[Begin Given entries]

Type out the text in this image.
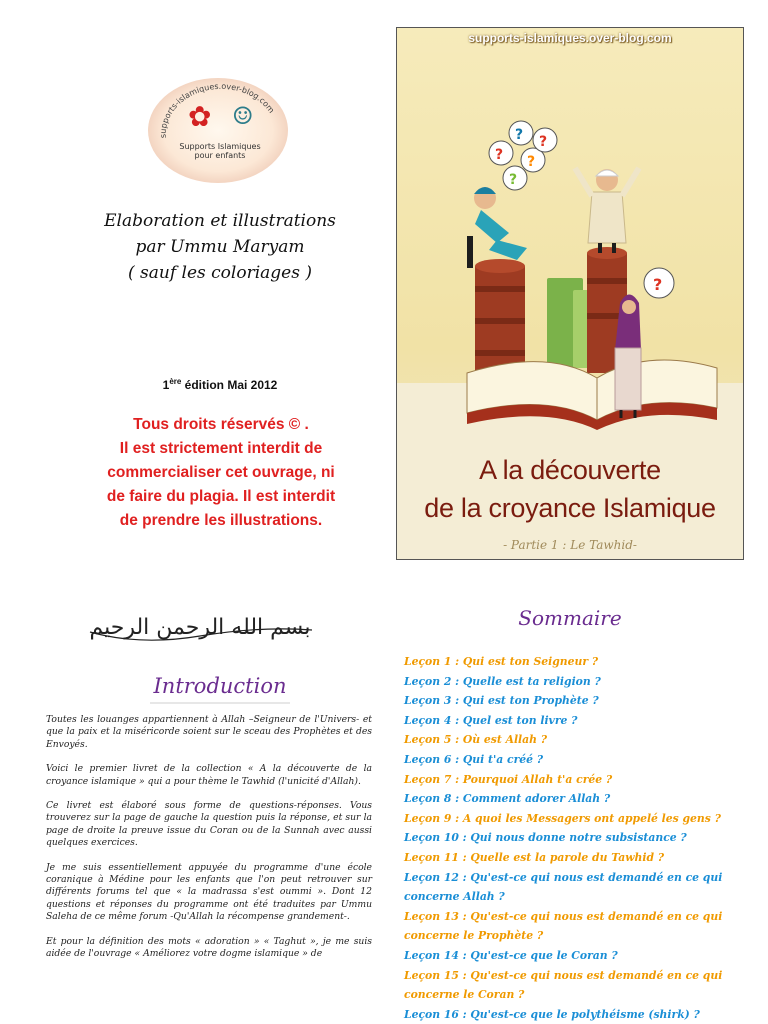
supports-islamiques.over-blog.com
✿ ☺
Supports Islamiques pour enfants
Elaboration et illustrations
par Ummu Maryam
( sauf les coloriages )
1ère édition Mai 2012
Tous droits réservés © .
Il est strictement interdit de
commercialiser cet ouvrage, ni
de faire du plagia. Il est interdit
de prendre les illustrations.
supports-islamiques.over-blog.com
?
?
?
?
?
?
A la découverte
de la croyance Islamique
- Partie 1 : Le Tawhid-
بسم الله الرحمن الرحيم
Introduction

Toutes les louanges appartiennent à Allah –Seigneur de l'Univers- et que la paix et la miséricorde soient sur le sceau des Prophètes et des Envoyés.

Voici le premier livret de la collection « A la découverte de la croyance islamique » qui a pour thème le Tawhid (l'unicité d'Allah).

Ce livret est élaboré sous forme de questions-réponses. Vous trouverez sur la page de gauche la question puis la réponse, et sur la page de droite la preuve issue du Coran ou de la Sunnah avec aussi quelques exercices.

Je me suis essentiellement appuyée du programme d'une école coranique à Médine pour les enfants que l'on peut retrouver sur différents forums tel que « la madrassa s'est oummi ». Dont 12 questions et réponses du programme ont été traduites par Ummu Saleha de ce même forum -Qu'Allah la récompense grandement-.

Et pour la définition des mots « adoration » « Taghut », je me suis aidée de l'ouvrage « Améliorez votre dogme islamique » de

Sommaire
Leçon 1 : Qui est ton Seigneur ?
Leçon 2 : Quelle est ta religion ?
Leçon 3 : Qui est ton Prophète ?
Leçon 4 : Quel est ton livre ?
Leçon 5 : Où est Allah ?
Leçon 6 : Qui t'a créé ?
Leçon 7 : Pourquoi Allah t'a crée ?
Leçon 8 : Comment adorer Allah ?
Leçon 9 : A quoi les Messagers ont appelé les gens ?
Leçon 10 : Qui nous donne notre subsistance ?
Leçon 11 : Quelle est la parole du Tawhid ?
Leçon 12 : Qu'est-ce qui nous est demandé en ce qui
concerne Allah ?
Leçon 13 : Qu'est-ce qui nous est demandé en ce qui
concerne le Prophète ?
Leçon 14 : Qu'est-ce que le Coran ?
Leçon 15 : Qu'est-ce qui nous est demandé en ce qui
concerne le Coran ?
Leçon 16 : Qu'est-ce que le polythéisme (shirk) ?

[End Given entries]

Given exercise |
From the entries above, extract each line containing "enfants".

Result of this exercise |
Supports Islamiques pour enfants
Je me suis essentiellement appuyée du programme d'une école coranique à Médine pour les enfants que l'on peut retrouver sur différents forums tel que « la madrassa s'est oummi ». Dont 12 questions et réponses du programme ont été traduites par Ummu Saleha de ce même forum -Qu'Allah la récompense grandement-.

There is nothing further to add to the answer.